[Task goal]:
Lift out each line of the data that holds "bottom".

[Given records]:
----------

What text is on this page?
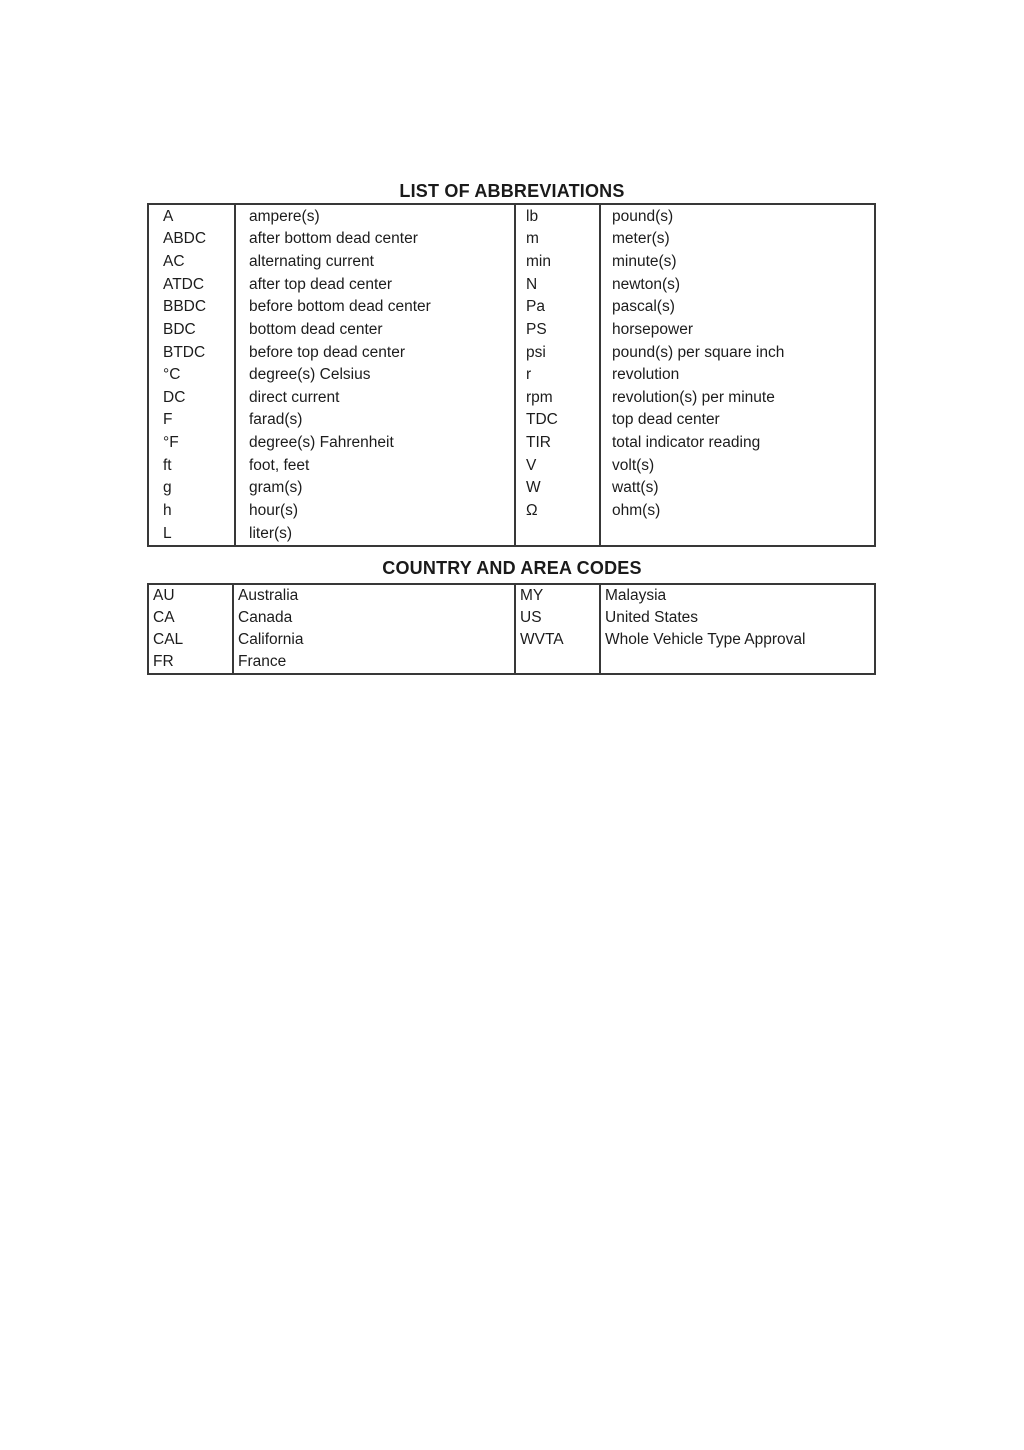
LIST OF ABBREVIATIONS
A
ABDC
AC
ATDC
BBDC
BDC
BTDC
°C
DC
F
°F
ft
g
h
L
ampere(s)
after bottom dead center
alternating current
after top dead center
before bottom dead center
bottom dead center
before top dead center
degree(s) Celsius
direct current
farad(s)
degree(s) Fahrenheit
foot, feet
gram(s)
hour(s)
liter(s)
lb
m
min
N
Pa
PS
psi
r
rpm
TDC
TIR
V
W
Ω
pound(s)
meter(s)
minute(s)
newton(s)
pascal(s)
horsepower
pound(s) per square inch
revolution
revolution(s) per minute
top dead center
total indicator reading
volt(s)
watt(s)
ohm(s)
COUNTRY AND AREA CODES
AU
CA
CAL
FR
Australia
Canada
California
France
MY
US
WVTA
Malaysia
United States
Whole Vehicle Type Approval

----------

[Final result]:
after bottom dead center
before bottom dead center
bottom dead center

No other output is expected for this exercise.